Perhaps no other country conjures up in the mind of the Occidental a more vivid image of Oriental mystique than does India. This is the country which cradled the religious philosophy of Buddhism. Together with its progeny of multi-deism known as Hinduism, about half the world's population is offered the hope of a joyful reincarnation. Today thousands of disillusioned Westerners are forsaking the platform of Christian ethics, on which their society was founded, for the mystical mirage of transcendentalism and the expectation of obtaining a state of bliss which is limited only by the imagination.

But whether it be the incantations of a guru, the skirl of a snake charmer, or the mysteries of the legendary Indian rope trickster that conjure up pictures of mysterious India, there is another profound mystery buried deep in its not-too-distant history. It has little to do with Indian religion or philosophy, but plenty to do with Christianity!

India is a land comprised mainly of Hindus, Moslems and some Buddhists. Found mainly in southern India are more than 20 million people professing some form of Christianity, who can be broadly categorized as Roman Catholics or Protestants. In both these groups are to be found Christians who proudly trace their origins to one of the several churches which claim to have been established by the Apostle Thomas. They are the Syrian Christians of the Latin, Orthodox and Western rites. Indeed, so ingrained is the legend of Thomas that many refer to themselves as St Thomas Christians.

Now if it be true that the Apostle Thomas introduced Christianity to India we are faced with an intriguing mystery, for the Apostles and all Christians prior to the fourth century A.D. observed the Sabbath of the Fourth Commandment, namely the seventh day of the week, known to us as Saturday (Exodus 20:8-11). Yet today not one of these St Thomas Christian churches reverences the day which God commanded should be kept holy. So the question arises: when and how did the St Thomas or Syrian Christians give up keeping the Sabbath in favour of Sunday?

* [Raw data]:

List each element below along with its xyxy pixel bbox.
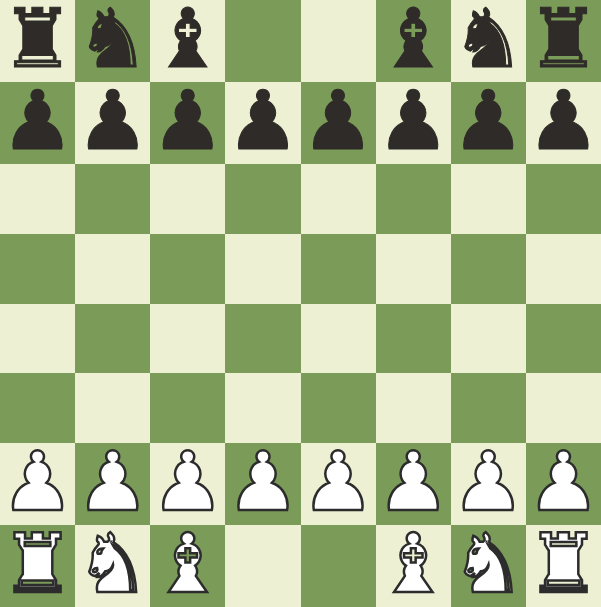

* [Things to do]:
1. According to the passage on India's St Thomas Christians, how many people in southern India profess some form of Christianity?
2. Resume the passage on India's St Thomas Christians after its last sentence.
The material is separate from the passage on India's St Thomas Christians.

* [Answers by task]:
1. More than 20 million.

2.
When the writer recently put this question to prelates of both the Chaldean and Orthodox Syrian churches in Southern India, it was met with profound incredulity and parried with disclaimers: "St Thomas was not a Sabbath-keeper! The Sabbath was done away with at the cross! The Syrian Christians of India have never kept the seventh-day Sabbath!"

It is therefore evident that seventh-day Sabbath-keeping among the Apostles and the early Christians must first be established if there is to be any suggestion, let alone a discussion, of the means by which Indian Christians were persuaded to relinquish the keeping of the seventh-day Sabbath. This fact we shall establish in the following chapter.

CHAPTER 2

Some Christians who wish to defend the practice of Sunday-keeping claim that the observance of the Sabbath (Saturday) was part of the Jewish ceremonial law and so was abolished at the cross. If this be so, then we are faced with a major dilemma: When writing with His finger the Ten Commandments on tables of stone, God became disorientated and failed to differentiate between His moral and ceremonial laws. If and when He discovered His oversight, He didn't bother to correct it, but left it to theologians to sort out His problem. Strangely, it is only the inclusion of the commandment which deals with Sabbath observance which some have discovered to be misplaced! But do we as Christians really believe that God is the author and perpetrator of confusion?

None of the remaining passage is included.